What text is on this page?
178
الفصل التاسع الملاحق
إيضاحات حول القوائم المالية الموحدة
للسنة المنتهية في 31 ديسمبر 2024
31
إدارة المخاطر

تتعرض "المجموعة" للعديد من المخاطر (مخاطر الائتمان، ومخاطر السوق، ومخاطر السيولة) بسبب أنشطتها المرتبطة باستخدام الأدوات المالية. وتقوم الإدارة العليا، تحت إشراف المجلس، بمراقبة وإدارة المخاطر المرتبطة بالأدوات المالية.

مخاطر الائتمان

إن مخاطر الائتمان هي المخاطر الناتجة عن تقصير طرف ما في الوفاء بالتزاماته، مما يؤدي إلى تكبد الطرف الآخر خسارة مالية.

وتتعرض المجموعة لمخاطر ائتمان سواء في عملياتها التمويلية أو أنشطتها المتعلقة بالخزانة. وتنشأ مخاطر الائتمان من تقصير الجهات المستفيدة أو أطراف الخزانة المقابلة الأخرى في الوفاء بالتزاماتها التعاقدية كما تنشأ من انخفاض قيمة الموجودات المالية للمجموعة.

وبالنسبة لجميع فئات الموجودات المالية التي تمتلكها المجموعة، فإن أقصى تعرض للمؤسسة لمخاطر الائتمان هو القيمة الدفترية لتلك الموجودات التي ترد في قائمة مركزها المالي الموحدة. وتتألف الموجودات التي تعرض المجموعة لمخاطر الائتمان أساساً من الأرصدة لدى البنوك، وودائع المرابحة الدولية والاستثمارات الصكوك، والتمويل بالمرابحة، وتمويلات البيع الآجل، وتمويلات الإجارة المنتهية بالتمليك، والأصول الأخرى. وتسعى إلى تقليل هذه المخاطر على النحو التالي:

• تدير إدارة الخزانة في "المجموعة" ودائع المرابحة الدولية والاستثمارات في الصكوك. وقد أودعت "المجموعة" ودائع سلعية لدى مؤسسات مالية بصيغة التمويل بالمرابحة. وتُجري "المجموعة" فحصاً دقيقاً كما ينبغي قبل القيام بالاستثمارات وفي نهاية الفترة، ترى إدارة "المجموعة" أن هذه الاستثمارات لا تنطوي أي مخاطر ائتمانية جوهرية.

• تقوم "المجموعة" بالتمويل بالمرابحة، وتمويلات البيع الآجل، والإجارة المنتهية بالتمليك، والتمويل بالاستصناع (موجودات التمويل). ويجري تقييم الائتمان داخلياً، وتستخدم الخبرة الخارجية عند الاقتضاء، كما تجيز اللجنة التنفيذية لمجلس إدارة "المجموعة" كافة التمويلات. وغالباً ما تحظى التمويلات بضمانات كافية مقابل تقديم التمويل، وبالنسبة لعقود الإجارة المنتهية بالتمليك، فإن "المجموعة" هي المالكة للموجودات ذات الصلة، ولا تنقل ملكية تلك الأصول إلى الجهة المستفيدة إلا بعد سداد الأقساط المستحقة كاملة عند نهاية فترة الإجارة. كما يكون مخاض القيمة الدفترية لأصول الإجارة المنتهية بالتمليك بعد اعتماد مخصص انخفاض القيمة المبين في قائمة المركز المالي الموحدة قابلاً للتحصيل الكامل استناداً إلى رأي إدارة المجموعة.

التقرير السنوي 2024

...

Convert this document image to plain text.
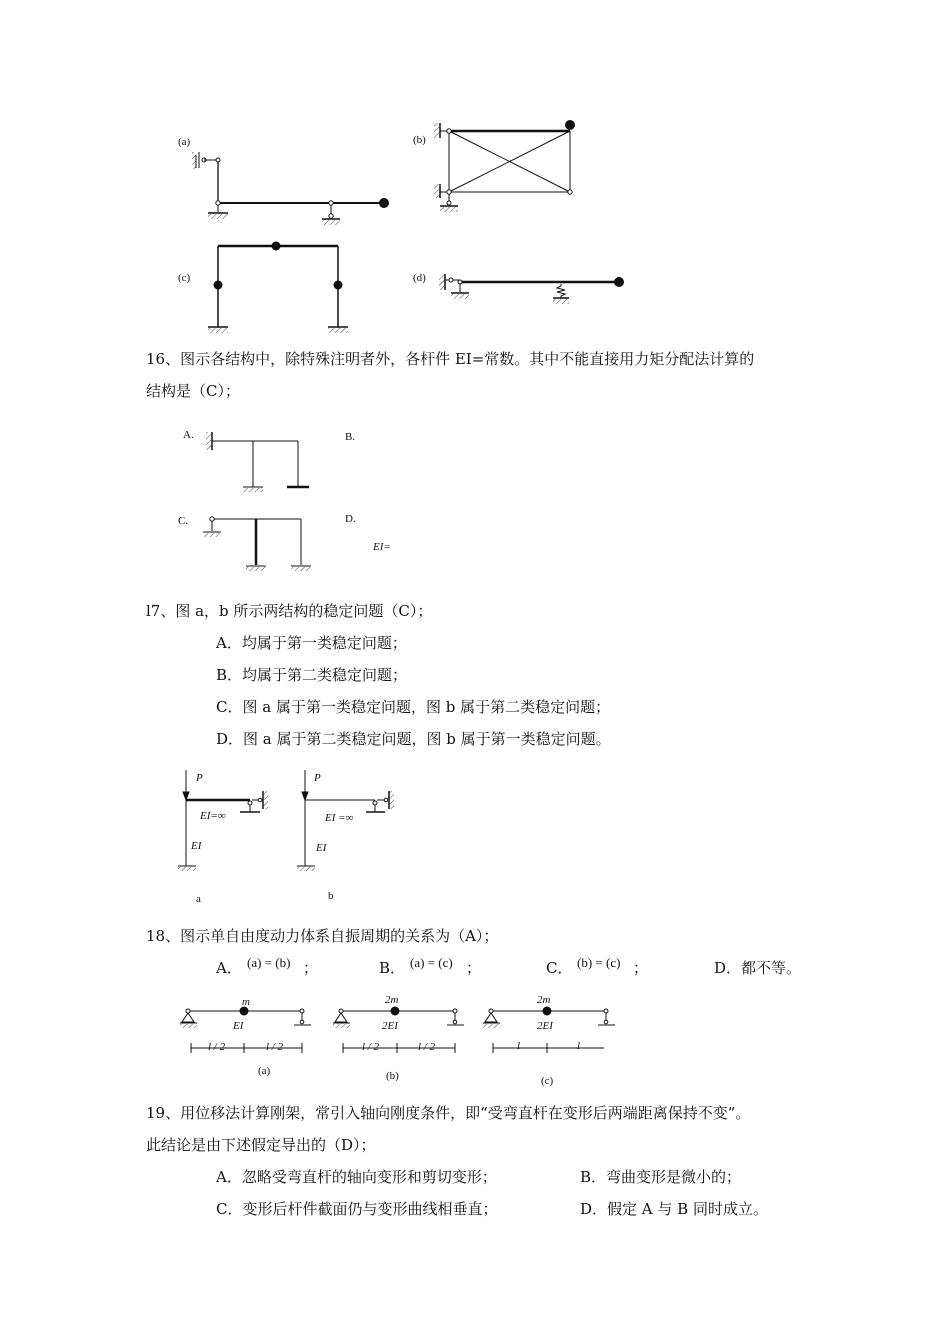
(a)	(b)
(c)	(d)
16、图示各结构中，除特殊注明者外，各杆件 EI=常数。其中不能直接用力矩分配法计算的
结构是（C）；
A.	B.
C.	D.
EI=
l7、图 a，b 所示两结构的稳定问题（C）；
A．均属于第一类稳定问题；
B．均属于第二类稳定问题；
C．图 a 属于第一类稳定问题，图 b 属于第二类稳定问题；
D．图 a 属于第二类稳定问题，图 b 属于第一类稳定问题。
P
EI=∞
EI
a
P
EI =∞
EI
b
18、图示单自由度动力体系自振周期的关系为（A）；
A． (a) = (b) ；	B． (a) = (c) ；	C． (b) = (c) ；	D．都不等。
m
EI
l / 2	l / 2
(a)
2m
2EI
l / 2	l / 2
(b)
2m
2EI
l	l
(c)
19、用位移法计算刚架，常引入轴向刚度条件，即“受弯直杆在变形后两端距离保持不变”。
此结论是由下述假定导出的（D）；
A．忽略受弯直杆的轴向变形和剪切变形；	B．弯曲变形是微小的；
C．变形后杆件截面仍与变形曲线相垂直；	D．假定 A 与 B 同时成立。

---

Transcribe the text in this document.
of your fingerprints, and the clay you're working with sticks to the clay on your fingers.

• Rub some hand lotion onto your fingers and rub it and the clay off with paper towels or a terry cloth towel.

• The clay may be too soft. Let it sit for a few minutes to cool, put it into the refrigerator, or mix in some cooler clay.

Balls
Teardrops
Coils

- Written instruction
Where a line in the material above holds "الوفاء", copy that line.

- Full response
إن مخاطر الائتمان هي المخاطر الناتجة عن تقصير طرف ما في الوفاء بالتزاماته، مما يؤدي إلى تكبد الطرف الآخر خسارة مالية.
وتتعرض المجموعة لمخاطر ائتمان سواء في عملياتها التمويلية أو أنشطتها المتعلقة بالخزانة. وتنشأ مخاطر الائتمان من تقصير الجهات المستفيدة أو أطراف الخزانة المقابلة الأخرى في الوفاء بالتزاماتها التعاقدية كما تنشأ من انخفاض قيمة الموجودات المالية للمجموعة.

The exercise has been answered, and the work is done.